* [Dataset excerpts]:
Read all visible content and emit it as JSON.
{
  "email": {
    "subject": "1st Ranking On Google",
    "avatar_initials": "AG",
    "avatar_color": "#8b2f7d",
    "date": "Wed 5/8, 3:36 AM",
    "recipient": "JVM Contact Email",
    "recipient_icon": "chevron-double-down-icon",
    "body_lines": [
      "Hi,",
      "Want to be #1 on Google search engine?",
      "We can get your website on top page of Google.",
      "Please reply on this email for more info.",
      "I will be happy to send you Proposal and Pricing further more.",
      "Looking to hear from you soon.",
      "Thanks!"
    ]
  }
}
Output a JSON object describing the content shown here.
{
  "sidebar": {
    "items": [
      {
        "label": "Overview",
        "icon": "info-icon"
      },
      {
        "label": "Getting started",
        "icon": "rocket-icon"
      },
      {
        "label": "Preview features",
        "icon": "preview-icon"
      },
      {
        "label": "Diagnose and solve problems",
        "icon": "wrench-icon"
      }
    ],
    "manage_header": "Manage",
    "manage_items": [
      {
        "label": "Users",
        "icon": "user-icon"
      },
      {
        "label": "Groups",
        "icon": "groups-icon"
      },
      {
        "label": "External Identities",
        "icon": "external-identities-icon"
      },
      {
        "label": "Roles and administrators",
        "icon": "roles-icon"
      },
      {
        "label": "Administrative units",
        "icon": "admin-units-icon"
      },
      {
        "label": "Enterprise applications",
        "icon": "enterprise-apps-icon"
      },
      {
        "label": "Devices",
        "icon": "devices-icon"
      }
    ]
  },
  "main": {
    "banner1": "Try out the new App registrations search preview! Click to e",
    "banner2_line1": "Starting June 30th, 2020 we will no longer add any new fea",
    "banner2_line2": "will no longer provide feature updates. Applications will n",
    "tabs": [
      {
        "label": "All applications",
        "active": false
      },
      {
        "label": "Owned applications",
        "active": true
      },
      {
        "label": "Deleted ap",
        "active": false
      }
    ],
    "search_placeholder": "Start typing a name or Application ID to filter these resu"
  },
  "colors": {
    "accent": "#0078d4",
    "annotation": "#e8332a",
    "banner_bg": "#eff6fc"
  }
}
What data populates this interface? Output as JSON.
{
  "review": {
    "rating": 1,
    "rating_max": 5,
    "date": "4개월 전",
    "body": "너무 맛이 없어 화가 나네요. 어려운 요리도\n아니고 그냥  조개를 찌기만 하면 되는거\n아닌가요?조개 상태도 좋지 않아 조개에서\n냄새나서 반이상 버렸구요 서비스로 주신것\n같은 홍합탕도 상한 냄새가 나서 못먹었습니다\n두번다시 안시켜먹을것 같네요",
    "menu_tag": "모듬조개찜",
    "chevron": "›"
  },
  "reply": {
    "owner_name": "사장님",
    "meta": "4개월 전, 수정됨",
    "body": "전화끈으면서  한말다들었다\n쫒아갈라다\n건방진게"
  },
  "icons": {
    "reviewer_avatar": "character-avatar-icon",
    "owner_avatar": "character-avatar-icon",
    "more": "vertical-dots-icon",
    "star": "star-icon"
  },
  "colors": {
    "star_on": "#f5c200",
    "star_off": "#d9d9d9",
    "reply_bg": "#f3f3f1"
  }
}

* [Task statement]: Return all lines containing "Google".

* [Answer to the task]:
    "subject": "1st Ranking On Google",
      "Want to be #1 on Google search engine?",
      "We can get your website on top page of Google.",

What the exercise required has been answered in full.